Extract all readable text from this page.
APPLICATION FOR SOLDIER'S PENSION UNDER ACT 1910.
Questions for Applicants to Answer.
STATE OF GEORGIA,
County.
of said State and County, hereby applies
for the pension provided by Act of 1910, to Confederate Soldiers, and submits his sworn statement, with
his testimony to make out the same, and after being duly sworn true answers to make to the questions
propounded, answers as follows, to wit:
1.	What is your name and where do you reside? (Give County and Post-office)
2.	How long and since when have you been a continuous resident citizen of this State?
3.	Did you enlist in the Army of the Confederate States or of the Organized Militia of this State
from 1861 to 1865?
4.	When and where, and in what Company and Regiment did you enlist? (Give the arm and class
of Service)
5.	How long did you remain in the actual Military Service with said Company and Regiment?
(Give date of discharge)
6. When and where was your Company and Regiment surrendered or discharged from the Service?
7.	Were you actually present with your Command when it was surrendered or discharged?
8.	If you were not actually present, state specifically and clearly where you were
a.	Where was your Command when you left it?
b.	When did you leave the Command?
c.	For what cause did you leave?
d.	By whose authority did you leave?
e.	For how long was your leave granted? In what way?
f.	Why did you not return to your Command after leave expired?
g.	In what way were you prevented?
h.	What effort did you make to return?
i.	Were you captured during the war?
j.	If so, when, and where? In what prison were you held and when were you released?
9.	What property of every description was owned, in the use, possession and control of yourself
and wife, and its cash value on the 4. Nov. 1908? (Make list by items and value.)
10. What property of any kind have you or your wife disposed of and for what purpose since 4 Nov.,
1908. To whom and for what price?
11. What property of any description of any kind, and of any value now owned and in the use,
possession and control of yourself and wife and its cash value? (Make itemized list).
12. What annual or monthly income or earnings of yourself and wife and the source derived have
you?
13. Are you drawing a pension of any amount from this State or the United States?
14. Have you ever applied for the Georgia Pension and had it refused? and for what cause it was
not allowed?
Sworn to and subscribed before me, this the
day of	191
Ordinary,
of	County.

* * *

EXERCISE INSTRUCTIONS:
Each line of the material above must be retyped precisely.

REPLY TO THE EXERCISE:
Extract all readable text from this page.
APPLICATION FOR SOLDIER'S PENSION UNDER ACT 1910.
Questions for Applicants to Answer.
STATE OF GEORGIA,
County.
of said State and County, hereby applies
for the pension provided by Act of 1910, to Confederate Soldiers, and submits his sworn statement, with
his testimony to make out the same, and after being duly sworn true answers to make to the questions
propounded, answers as follows, to wit:
1.	What is your name and where do you reside? (Give County and Post-office)
2.	How long and since when have you been a continuous resident citizen of this State?
3.	Did you enlist in the Army of the Confederate States or of the Organized Militia of this State
from 1861 to 1865?
4.	When and where, and in what Company and Regiment did you enlist? (Give the arm and class
of Service)
5.	How long did you remain in the actual Military Service with said Company and Regiment?
(Give date of discharge)
6. When and where was your Company and Regiment surrendered or discharged from the Service?
7.	Were you actually present with your Command when it was surrendered or discharged?
8.	If you were not actually present, state specifically and clearly where you were
a.	Where was your Command when you left it?
b.	When did you leave the Command?
c.	For what cause did you leave?
d.	By whose authority did you leave?
e.	For how long was your leave granted? In what way?
f.	Why did you not return to your Command after leave expired?
g.	In what way were you prevented?
h.	What effort did you make to return?
i.	Were you captured during the war?
j.	If so, when, and where? In what prison were you held and when were you released?
9.	What property of every description was owned, in the use, possession and control of yourself
and wife, and its cash value on the 4. Nov. 1908? (Make list by items and value.)
10. What property of any kind have you or your wife disposed of and for what purpose since 4 Nov.,
1908. To whom and for what price?
11. What property of any description of any kind, and of any value now owned and in the use,
possession and control of yourself and wife and its cash value? (Make itemized list).
12. What annual or monthly income or earnings of yourself and wife and the source derived have
you?
13. Are you drawing a pension of any amount from this State or the United States?
14. Have you ever applied for the Georgia Pension and had it refused? and for what cause it was
not allowed?
Sworn to and subscribed before me, this the
day of	191
Ordinary,
of	County.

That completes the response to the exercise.